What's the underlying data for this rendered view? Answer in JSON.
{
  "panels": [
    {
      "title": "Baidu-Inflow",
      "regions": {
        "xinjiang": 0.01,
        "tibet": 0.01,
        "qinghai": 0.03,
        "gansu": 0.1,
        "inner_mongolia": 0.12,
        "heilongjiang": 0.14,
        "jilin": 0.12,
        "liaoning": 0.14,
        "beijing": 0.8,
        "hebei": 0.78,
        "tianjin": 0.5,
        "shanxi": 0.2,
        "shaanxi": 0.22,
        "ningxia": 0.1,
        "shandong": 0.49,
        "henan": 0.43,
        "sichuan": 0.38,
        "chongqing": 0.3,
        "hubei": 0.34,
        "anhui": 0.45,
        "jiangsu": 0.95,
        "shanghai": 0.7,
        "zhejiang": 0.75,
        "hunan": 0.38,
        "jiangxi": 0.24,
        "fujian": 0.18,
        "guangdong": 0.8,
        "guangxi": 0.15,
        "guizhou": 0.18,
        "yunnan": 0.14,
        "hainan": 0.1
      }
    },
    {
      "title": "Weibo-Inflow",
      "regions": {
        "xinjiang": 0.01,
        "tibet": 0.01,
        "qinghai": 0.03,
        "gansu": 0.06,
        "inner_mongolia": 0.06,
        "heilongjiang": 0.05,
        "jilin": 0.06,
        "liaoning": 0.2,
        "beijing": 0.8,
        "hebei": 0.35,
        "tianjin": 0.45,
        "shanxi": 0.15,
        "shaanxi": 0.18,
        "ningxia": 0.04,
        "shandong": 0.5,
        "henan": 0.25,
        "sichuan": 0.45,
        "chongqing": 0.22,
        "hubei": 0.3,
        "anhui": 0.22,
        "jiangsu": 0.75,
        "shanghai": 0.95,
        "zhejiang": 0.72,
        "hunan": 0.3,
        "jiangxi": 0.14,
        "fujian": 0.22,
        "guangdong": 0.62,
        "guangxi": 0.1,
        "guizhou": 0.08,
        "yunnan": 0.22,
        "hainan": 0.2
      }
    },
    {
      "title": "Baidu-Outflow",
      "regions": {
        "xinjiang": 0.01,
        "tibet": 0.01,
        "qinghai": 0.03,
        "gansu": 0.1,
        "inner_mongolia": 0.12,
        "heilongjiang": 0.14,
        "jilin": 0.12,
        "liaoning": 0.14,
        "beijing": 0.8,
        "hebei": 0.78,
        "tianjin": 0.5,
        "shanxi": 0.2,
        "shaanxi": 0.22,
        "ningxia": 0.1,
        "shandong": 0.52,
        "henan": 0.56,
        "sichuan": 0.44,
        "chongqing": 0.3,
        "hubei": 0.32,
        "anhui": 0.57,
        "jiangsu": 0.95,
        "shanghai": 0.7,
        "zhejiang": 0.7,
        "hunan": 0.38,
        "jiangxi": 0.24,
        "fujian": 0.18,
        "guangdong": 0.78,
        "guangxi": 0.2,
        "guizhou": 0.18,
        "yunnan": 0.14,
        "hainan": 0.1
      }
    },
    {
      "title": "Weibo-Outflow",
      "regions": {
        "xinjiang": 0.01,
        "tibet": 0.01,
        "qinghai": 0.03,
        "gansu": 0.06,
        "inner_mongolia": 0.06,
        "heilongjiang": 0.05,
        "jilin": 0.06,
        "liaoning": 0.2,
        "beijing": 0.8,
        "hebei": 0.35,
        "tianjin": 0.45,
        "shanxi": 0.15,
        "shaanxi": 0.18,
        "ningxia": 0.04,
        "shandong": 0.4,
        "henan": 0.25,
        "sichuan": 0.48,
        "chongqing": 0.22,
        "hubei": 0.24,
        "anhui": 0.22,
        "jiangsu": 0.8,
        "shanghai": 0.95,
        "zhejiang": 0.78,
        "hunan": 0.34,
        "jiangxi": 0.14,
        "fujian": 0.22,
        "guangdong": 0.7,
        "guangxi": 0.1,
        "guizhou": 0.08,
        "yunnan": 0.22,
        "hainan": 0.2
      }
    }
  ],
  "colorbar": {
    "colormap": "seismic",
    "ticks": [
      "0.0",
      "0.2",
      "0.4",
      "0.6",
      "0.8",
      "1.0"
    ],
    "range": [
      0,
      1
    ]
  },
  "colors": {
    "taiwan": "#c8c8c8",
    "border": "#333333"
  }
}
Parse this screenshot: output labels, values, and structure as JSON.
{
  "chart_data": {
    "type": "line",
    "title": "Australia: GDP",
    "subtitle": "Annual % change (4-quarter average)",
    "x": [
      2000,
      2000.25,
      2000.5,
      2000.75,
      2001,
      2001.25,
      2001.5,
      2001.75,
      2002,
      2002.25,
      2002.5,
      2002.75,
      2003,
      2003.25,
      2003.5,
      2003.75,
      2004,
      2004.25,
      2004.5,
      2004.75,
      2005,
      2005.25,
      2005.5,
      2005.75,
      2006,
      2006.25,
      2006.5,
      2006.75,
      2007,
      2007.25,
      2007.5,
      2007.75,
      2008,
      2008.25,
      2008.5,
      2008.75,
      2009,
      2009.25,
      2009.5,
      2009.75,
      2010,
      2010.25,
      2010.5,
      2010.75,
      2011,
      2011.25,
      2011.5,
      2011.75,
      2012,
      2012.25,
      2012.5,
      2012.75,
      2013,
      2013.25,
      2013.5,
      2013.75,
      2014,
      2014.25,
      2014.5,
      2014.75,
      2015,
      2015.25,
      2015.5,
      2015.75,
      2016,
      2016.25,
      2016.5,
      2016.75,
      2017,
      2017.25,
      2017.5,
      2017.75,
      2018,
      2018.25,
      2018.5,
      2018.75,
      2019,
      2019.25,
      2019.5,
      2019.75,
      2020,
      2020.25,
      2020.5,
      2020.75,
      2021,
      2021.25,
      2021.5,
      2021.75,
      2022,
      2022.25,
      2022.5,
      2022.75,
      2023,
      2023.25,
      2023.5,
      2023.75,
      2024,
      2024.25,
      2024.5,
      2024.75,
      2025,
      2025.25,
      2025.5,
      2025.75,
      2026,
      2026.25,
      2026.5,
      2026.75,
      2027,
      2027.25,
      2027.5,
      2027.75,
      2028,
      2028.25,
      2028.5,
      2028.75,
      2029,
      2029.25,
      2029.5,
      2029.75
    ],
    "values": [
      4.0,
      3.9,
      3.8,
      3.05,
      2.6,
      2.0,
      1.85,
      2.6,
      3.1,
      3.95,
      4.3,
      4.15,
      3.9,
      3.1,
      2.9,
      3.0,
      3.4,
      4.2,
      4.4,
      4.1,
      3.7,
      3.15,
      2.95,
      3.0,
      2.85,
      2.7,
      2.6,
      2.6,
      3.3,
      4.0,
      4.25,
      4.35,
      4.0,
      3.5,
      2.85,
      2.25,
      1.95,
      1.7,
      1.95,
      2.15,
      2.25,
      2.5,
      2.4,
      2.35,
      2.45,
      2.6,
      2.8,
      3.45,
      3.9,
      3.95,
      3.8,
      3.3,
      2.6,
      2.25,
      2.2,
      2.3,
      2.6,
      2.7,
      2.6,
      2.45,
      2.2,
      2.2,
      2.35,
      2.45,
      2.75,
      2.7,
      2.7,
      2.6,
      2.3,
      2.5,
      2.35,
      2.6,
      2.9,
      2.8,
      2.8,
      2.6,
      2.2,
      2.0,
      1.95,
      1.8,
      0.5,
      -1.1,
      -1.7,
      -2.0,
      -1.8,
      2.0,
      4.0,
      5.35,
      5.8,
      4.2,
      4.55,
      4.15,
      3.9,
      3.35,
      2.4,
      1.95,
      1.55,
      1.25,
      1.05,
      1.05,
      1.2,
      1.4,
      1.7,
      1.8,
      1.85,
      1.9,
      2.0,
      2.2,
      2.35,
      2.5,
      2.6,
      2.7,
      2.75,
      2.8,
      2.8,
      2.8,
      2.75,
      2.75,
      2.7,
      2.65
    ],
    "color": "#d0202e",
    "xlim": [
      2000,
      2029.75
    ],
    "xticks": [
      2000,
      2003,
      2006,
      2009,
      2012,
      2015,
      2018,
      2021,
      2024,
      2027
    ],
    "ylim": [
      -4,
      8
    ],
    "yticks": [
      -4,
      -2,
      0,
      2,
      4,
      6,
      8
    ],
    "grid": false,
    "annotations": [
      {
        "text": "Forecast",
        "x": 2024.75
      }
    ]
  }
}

********

> [PROBLEM STATEMENT] Find every line with the word "guangxi" and state how many there are, with no other words.

> [SOLUTION FOR THIS TASK] 4